To be done: Return every record verbatim.

·····

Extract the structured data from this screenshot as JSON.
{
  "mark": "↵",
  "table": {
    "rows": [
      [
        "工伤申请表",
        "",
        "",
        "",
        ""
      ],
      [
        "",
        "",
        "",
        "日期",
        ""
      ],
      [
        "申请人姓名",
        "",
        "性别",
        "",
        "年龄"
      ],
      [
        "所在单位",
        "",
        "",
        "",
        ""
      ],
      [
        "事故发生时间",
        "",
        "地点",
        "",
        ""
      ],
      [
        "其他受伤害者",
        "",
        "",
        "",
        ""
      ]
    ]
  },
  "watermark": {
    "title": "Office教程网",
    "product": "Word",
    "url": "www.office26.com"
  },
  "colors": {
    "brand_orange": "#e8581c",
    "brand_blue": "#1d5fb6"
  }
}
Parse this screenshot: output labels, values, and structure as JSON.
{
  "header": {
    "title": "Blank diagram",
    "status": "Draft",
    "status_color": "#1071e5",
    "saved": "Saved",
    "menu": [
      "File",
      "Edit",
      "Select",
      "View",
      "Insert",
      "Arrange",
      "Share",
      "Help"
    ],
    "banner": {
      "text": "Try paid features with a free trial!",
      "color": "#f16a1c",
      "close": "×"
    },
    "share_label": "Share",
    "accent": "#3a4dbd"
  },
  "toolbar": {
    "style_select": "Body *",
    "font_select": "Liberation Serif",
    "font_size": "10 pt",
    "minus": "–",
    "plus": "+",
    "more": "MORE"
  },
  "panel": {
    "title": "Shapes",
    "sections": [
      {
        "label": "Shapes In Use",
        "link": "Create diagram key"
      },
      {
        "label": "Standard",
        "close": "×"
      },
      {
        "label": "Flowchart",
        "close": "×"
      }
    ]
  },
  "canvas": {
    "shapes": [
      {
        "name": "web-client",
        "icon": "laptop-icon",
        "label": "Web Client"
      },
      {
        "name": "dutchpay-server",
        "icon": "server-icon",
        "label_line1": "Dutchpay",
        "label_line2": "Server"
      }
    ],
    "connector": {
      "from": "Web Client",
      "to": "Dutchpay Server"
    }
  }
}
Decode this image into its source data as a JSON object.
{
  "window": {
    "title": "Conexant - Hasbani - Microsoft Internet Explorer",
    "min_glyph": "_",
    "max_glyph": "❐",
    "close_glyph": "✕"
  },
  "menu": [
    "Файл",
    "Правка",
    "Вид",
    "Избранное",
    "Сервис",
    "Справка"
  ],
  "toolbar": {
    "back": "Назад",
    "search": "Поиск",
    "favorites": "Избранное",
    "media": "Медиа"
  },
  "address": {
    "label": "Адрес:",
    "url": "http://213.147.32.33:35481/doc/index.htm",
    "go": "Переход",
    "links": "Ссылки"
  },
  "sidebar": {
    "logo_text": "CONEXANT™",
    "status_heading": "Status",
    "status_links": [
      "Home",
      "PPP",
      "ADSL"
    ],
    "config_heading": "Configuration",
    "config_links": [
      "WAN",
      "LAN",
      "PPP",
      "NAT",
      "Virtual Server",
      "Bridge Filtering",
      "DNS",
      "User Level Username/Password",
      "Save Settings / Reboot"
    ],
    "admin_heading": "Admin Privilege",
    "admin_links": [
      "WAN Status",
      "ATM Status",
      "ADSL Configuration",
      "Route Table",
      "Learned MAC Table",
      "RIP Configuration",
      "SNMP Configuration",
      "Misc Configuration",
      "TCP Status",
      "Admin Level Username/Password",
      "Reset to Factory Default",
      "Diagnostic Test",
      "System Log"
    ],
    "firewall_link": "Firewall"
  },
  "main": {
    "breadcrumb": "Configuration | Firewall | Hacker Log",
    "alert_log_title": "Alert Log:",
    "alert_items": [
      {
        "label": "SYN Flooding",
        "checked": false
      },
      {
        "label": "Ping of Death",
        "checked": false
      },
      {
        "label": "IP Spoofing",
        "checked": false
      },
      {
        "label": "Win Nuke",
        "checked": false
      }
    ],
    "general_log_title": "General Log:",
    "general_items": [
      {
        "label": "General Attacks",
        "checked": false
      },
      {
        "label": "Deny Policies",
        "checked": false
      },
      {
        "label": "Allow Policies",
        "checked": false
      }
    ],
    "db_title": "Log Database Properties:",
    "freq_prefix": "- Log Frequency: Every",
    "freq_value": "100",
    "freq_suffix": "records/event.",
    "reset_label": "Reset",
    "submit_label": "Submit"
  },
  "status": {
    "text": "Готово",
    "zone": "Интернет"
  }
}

·····

Reply to the exercise:
Extract the structured data from this screenshot as JSON.
{
  "mark": "↵",
  "table": {
    "rows": [
      [
        "工伤申请表",
        "",
        "",
        "",
        ""
      ],
      [
        "",
        "",
        "",
        "日期",
        ""
      ],
      [
        "申请人姓名",
        "",
        "性别",
        "",
        "年龄"
      ],
      [
        "所在单位",
        "",
        "",
        "",
        ""
      ],
      [
        "事故发生时间",
        "",
        "地点",
        "",
        ""
      ],
      [
        "其他受伤害者",
        "",
        "",
        "",
        ""
      ]
    ]
  },
  "watermark": {
    "title": "Office教程网",
    "product": "Word",
    "url": "www.office26.com"
  },
  "colors": {
    "brand_orange": "#e8581c",
    "brand_blue": "#1d5fb6"
  }
}
Parse this screenshot: output labels, values, and structure as JSON.
{
  "header": {
    "title": "Blank diagram",
    "status": "Draft",
    "status_color": "#1071e5",
    "saved": "Saved",
    "menu": [
      "File",
      "Edit",
      "Select",
      "View",
      "Insert",
      "Arrange",
      "Share",
      "Help"
    ],
    "banner": {
      "text": "Try paid features with a free trial!",
      "color": "#f16a1c",
      "close": "×"
    },
    "share_label": "Share",
    "accent": "#3a4dbd"
  },
  "toolbar": {
    "style_select": "Body *",
    "font_select": "Liberation Serif",
    "font_size": "10 pt",
    "minus": "–",
    "plus": "+",
    "more": "MORE"
  },
  "panel": {
    "title": "Shapes",
    "sections": [
      {
        "label": "Shapes In Use",
        "link": "Create diagram key"
      },
      {
        "label": "Standard",
        "close": "×"
      },
      {
        "label": "Flowchart",
        "close": "×"
      }
    ]
  },
  "canvas": {
    "shapes": [
      {
        "name": "web-client",
        "icon": "laptop-icon",
        "label": "Web Client"
      },
      {
        "name": "dutchpay-server",
        "icon": "server-icon",
        "label_line1": "Dutchpay",
        "label_line2": "Server"
      }
    ],
    "connector": {
      "from": "Web Client",
      "to": "Dutchpay Server"
    }
  }
}
Decode this image into its source data as a JSON object.
{
  "window": {
    "title": "Conexant - Hasbani - Microsoft Internet Explorer",
    "min_glyph": "_",
    "max_glyph": "❐",
    "close_glyph": "✕"
  },
  "menu": [
    "Файл",
    "Правка",
    "Вид",
    "Избранное",
    "Сервис",
    "Справка"
  ],
  "toolbar": {
    "back": "Назад",
    "search": "Поиск",
    "favorites": "Избранное",
    "media": "Медиа"
  },
  "address": {
    "label": "Адрес:",
    "url": "http://213.147.32.33:35481/doc/index.htm",
    "go": "Переход",
    "links": "Ссылки"
  },
  "sidebar": {
    "logo_text": "CONEXANT™",
    "status_heading": "Status",
    "status_links": [
      "Home",
      "PPP",
      "ADSL"
    ],
    "config_heading": "Configuration",
    "config_links": [
      "WAN",
      "LAN",
      "PPP",
      "NAT",
      "Virtual Server",
      "Bridge Filtering",
      "DNS",
      "User Level Username/Password",
      "Save Settings / Reboot"
    ],
    "admin_heading": "Admin Privilege",
    "admin_links": [
      "WAN Status",
      "ATM Status",
      "ADSL Configuration",
      "Route Table",
      "Learned MAC Table",
      "RIP Configuration",
      "SNMP Configuration",
      "Misc Configuration",
      "TCP Status",
      "Admin Level Username/Password",
      "Reset to Factory Default",
      "Diagnostic Test",
      "System Log"
    ],
    "firewall_link": "Firewall"
  },
  "main": {
    "breadcrumb": "Configuration | Firewall | Hacker Log",
    "alert_log_title": "Alert Log:",
    "alert_items": [
      {
        "label": "SYN Flooding",
        "checked": false
      },
      {
        "label": "Ping of Death",
        "checked": false
      },
      {
        "label": "IP Spoofing",
        "checked": false
      },
      {
        "label": "Win Nuke",
        "checked": false
      }
    ],
    "general_log_title": "General Log:",
    "general_items": [
      {
        "label": "General Attacks",
        "checked": false
      },
      {
        "label": "Deny Policies",
        "checked": false
      },
      {
        "label": "Allow Policies",
        "checked": false
      }
    ],
    "db_title": "Log Database Properties:",
    "freq_prefix": "- Log Frequency: Every",
    "freq_value": "100",
    "freq_suffix": "records/event.",
    "reset_label": "Reset",
    "submit_label": "Submit"
  },
  "status": {
    "text": "Готово",
    "zone": "Интернет"
  }
}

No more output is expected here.